### WHAT YOU WILL DO
Each entry in the listing below should be restated word for word.

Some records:
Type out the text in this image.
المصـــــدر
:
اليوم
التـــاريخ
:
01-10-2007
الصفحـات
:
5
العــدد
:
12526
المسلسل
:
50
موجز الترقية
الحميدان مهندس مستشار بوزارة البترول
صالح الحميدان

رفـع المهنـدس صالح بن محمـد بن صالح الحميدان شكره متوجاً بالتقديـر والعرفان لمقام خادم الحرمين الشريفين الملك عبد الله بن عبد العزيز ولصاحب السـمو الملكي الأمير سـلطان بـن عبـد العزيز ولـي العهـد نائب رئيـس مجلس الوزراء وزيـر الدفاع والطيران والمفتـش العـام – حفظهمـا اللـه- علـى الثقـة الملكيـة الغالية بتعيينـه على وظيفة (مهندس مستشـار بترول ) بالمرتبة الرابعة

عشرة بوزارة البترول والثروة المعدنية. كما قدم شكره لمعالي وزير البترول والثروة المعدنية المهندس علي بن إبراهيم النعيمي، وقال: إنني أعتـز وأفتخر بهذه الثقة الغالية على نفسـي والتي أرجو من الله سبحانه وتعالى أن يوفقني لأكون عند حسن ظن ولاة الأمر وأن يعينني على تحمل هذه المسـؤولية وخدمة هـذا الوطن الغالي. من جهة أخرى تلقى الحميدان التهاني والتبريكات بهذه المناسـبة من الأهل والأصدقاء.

### REPLY TO THE EXERCISE
Type out the text in this image.
المصـــــدر
:
اليوم
التـــاريخ
:
01-10-2007
الصفحـات
:
5
العــدد
:
12526
المسلسل
:
50
موجز الترقية
الحميدان مهندس مستشار بوزارة البترول
صالح الحميدان

رفـع المهنـدس صالح بن محمـد بن صالح الحميدان شكره متوجاً بالتقديـر والعرفان لمقام خادم الحرمين الشريفين الملك عبد الله بن عبد العزيز ولصاحب السـمو الملكي الأمير سـلطان بـن عبـد العزيز ولـي العهـد نائب رئيـس مجلس الوزراء وزيـر الدفاع والطيران والمفتـش العـام – حفظهمـا اللـه- علـى الثقـة الملكيـة الغالية بتعيينـه على وظيفة (مهندس مستشـار بترول ) بالمرتبة الرابعة

عشرة بوزارة البترول والثروة المعدنية. كما قدم شكره لمعالي وزير البترول والثروة المعدنية المهندس علي بن إبراهيم النعيمي، وقال: إنني أعتـز وأفتخر بهذه الثقة الغالية على نفسـي والتي أرجو من الله سبحانه وتعالى أن يوفقني لأكون عند حسن ظن ولاة الأمر وأن يعينني على تحمل هذه المسـؤولية وخدمة هـذا الوطن الغالي. من جهة أخرى تلقى الحميدان التهاني والتبريكات بهذه المناسـبة من الأهل والأصدقاء.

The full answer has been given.